What the task requires: Retype the listing that follows, word for word.

Stored items from a collection
※ ※ ※
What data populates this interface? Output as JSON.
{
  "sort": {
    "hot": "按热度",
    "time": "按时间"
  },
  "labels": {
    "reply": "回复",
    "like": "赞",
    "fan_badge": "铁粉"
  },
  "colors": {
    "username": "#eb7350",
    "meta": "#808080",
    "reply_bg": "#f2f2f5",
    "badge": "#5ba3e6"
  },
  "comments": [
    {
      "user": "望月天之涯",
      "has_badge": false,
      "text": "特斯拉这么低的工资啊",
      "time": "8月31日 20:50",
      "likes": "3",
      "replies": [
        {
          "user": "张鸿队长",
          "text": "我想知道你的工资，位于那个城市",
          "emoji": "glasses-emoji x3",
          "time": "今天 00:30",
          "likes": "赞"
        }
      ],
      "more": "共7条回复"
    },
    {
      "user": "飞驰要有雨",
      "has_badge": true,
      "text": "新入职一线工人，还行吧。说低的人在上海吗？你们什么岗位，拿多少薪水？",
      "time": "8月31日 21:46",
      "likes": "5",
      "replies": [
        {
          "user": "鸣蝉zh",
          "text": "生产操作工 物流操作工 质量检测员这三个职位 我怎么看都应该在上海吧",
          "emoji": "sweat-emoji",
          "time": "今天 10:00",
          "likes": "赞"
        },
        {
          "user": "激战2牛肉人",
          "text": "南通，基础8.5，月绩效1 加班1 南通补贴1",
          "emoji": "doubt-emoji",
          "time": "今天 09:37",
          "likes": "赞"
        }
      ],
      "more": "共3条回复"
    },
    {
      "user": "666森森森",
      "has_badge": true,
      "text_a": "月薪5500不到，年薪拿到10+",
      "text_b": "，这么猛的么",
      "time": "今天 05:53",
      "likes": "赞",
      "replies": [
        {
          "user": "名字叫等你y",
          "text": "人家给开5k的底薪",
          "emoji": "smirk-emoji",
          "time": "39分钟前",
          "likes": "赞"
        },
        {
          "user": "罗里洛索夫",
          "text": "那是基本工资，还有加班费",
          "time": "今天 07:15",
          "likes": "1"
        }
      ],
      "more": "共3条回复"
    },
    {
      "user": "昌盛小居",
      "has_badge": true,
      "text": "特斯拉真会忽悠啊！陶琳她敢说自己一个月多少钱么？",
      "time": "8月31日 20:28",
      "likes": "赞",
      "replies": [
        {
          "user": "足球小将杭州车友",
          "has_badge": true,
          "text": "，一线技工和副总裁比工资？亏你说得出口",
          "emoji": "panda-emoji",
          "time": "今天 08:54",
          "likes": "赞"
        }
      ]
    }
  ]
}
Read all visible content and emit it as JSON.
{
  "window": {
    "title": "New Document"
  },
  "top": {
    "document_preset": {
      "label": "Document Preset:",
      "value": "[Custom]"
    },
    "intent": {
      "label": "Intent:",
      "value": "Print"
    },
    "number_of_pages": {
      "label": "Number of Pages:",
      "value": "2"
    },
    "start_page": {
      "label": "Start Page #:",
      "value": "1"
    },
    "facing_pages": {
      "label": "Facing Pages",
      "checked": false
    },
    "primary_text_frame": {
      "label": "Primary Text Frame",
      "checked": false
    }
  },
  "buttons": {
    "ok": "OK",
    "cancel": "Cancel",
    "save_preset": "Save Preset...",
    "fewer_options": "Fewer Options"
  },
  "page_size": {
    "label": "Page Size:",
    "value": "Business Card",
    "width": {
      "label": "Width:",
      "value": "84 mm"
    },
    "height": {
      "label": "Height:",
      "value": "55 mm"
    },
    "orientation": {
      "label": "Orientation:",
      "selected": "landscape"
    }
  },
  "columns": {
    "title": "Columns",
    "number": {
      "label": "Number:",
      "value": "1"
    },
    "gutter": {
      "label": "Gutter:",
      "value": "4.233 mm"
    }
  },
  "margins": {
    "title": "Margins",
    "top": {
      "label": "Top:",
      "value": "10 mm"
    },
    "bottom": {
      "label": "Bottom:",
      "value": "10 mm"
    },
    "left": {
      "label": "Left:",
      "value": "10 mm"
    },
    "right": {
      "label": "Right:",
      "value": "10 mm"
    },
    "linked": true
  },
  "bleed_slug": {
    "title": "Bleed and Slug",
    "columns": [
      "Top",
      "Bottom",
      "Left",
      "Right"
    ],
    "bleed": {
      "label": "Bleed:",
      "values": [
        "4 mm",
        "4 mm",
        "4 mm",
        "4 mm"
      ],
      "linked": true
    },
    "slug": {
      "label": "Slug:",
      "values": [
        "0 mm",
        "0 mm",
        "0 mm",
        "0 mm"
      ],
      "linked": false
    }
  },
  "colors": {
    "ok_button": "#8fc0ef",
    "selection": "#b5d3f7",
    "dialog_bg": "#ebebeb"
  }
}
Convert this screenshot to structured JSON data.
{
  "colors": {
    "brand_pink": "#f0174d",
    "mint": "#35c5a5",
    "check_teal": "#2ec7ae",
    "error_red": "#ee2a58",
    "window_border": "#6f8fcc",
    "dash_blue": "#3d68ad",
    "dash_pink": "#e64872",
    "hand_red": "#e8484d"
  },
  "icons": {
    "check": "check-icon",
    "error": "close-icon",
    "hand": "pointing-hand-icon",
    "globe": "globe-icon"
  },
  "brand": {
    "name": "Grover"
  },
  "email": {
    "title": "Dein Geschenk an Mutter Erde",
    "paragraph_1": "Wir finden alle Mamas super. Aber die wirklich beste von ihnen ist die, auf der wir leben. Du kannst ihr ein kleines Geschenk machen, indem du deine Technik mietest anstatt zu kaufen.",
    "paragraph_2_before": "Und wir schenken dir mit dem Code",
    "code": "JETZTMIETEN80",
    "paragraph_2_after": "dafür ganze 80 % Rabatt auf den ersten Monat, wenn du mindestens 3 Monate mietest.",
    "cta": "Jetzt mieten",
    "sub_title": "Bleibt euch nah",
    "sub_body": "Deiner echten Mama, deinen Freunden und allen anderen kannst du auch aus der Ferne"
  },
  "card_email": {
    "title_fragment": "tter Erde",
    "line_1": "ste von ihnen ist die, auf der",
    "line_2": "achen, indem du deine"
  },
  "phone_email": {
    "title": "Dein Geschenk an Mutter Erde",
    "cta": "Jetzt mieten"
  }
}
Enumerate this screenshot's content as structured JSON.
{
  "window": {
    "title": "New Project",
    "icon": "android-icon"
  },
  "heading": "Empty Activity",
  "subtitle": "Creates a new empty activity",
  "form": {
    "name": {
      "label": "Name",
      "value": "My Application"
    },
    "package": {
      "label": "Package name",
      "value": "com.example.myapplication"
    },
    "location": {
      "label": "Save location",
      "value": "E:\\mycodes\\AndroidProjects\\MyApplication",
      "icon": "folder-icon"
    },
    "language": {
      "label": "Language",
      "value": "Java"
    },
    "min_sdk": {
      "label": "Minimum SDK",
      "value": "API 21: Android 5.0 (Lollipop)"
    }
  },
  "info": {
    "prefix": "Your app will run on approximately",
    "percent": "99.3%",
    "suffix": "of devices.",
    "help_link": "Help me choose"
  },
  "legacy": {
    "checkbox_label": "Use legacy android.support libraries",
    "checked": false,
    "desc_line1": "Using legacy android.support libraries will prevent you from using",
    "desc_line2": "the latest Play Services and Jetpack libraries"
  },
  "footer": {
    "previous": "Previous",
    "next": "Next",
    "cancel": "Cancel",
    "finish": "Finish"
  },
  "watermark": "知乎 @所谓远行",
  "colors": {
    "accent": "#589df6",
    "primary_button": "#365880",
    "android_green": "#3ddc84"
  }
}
※ ※ ※
Solution for this problem:
What data populates this interface? Output as JSON.
{
  "sort": {
    "hot": "按热度",
    "time": "按时间"
  },
  "labels": {
    "reply": "回复",
    "like": "赞",
    "fan_badge": "铁粉"
  },
  "colors": {
    "username": "#eb7350",
    "meta": "#808080",
    "reply_bg": "#f2f2f5",
    "badge": "#5ba3e6"
  },
  "comments": [
    {
      "user": "望月天之涯",
      "has_badge": false,
      "text": "特斯拉这么低的工资啊",
      "time": "8月31日 20:50",
      "likes": "3",
      "replies": [
        {
          "user": "张鸿队长",
          "text": "我想知道你的工资，位于那个城市",
          "emoji": "glasses-emoji x3",
          "time": "今天 00:30",
          "likes": "赞"
        }
      ],
      "more": "共7条回复"
    },
    {
      "user": "飞驰要有雨",
      "has_badge": true,
      "text": "新入职一线工人，还行吧。说低的人在上海吗？你们什么岗位，拿多少薪水？",
      "time": "8月31日 21:46",
      "likes": "5",
      "replies": [
        {
          "user": "鸣蝉zh",
          "text": "生产操作工 物流操作工 质量检测员这三个职位 我怎么看都应该在上海吧",
          "emoji": "sweat-emoji",
          "time": "今天 10:00",
          "likes": "赞"
        },
        {
          "user": "激战2牛肉人",
          "text": "南通，基础8.5，月绩效1 加班1 南通补贴1",
          "emoji": "doubt-emoji",
          "time": "今天 09:37",
          "likes": "赞"
        }
      ],
      "more": "共3条回复"
    },
    {
      "user": "666森森森",
      "has_badge": true,
      "text_a": "月薪5500不到，年薪拿到10+",
      "text_b": "，这么猛的么",
      "time": "今天 05:53",
      "likes": "赞",
      "replies": [
        {
          "user": "名字叫等你y",
          "text": "人家给开5k的底薪",
          "emoji": "smirk-emoji",
          "time": "39分钟前",
          "likes": "赞"
        },
        {
          "user": "罗里洛索夫",
          "text": "那是基本工资，还有加班费",
          "time": "今天 07:15",
          "likes": "1"
        }
      ],
      "more": "共3条回复"
    },
    {
      "user": "昌盛小居",
      "has_badge": true,
      "text": "特斯拉真会忽悠啊！陶琳她敢说自己一个月多少钱么？",
      "time": "8月31日 20:28",
      "likes": "赞",
      "replies": [
        {
          "user": "足球小将杭州车友",
          "has_badge": true,
          "text": "，一线技工和副总裁比工资？亏你说得出口",
          "emoji": "panda-emoji",
          "time": "今天 08:54",
          "likes": "赞"
        }
      ]
    }
  ]
}
Read all visible content and emit it as JSON.
{
  "window": {
    "title": "New Document"
  },
  "top": {
    "document_preset": {
      "label": "Document Preset:",
      "value": "[Custom]"
    },
    "intent": {
      "label": "Intent:",
      "value": "Print"
    },
    "number_of_pages": {
      "label": "Number of Pages:",
      "value": "2"
    },
    "start_page": {
      "label": "Start Page #:",
      "value": "1"
    },
    "facing_pages": {
      "label": "Facing Pages",
      "checked": false
    },
    "primary_text_frame": {
      "label": "Primary Text Frame",
      "checked": false
    }
  },
  "buttons": {
    "ok": "OK",
    "cancel": "Cancel",
    "save_preset": "Save Preset...",
    "fewer_options": "Fewer Options"
  },
  "page_size": {
    "label": "Page Size:",
    "value": "Business Card",
    "width": {
      "label": "Width:",
      "value": "84 mm"
    },
    "height": {
      "label": "Height:",
      "value": "55 mm"
    },
    "orientation": {
      "label": "Orientation:",
      "selected": "landscape"
    }
  },
  "columns": {
    "title": "Columns",
    "number": {
      "label": "Number:",
      "value": "1"
    },
    "gutter": {
      "label": "Gutter:",
      "value": "4.233 mm"
    }
  },
  "margins": {
    "title": "Margins",
    "top": {
      "label": "Top:",
      "value": "10 mm"
    },
    "bottom": {
      "label": "Bottom:",
      "value": "10 mm"
    },
    "left": {
      "label": "Left:",
      "value": "10 mm"
    },
    "right": {
      "label": "Right:",
      "value": "10 mm"
    },
    "linked": true
  },
  "bleed_slug": {
    "title": "Bleed and Slug",
    "columns": [
      "Top",
      "Bottom",
      "Left",
      "Right"
    ],
    "bleed": {
      "label": "Bleed:",
      "values": [
        "4 mm",
        "4 mm",
        "4 mm",
        "4 mm"
      ],
      "linked": true
    },
    "slug": {
      "label": "Slug:",
      "values": [
        "0 mm",
        "0 mm",
        "0 mm",
        "0 mm"
      ],
      "linked": false
    }
  },
  "colors": {
    "ok_button": "#8fc0ef",
    "selection": "#b5d3f7",
    "dialog_bg": "#ebebeb"
  }
}
Convert this screenshot to structured JSON data.
{
  "colors": {
    "brand_pink": "#f0174d",
    "mint": "#35c5a5",
    "check_teal": "#2ec7ae",
    "error_red": "#ee2a58",
    "window_border": "#6f8fcc",
    "dash_blue": "#3d68ad",
    "dash_pink": "#e64872",
    "hand_red": "#e8484d"
  },
  "icons": {
    "check": "check-icon",
    "error": "close-icon",
    "hand": "pointing-hand-icon",
    "globe": "globe-icon"
  },
  "brand": {
    "name": "Grover"
  },
  "email": {
    "title": "Dein Geschenk an Mutter Erde",
    "paragraph_1": "Wir finden alle Mamas super. Aber die wirklich beste von ihnen ist die, auf der wir leben. Du kannst ihr ein kleines Geschenk machen, indem du deine Technik mietest anstatt zu kaufen.",
    "paragraph_2_before": "Und wir schenken dir mit dem Code",
    "code": "JETZTMIETEN80",
    "paragraph_2_after": "dafür ganze 80 % Rabatt auf den ersten Monat, wenn du mindestens 3 Monate mietest.",
    "cta": "Jetzt mieten",
    "sub_title": "Bleibt euch nah",
    "sub_body": "Deiner echten Mama, deinen Freunden und allen anderen kannst du auch aus der Ferne"
  },
  "card_email": {
    "title_fragment": "tter Erde",
    "line_1": "ste von ihnen ist die, auf der",
    "line_2": "achen, indem du deine"
  },
  "phone_email": {
    "title": "Dein Geschenk an Mutter Erde",
    "cta": "Jetzt mieten"
  }
}
Enumerate this screenshot's content as structured JSON.
{
  "window": {
    "title": "New Project",
    "icon": "android-icon"
  },
  "heading": "Empty Activity",
  "subtitle": "Creates a new empty activity",
  "form": {
    "name": {
      "label": "Name",
      "value": "My Application"
    },
    "package": {
      "label": "Package name",
      "value": "com.example.myapplication"
    },
    "location": {
      "label": "Save location",
      "value": "E:\\mycodes\\AndroidProjects\\MyApplication",
      "icon": "folder-icon"
    },
    "language": {
      "label": "Language",
      "value": "Java"
    },
    "min_sdk": {
      "label": "Minimum SDK",
      "value": "API 21: Android 5.0 (Lollipop)"
    }
  },
  "info": {
    "prefix": "Your app will run on approximately",
    "percent": "99.3%",
    "suffix": "of devices.",
    "help_link": "Help me choose"
  },
  "legacy": {
    "checkbox_label": "Use legacy android.support libraries",
    "checked": false,
    "desc_line1": "Using legacy android.support libraries will prevent you from using",
    "desc_line2": "the latest Play Services and Jetpack libraries"
  },
  "footer": {
    "previous": "Previous",
    "next": "Next",
    "cancel": "Cancel",
    "finish": "Finish"
  },
  "watermark": "知乎 @所谓远行",
  "colors": {
    "accent": "#589df6",
    "primary_button": "#365880",
    "android_green": "#3ddc84"
  }
}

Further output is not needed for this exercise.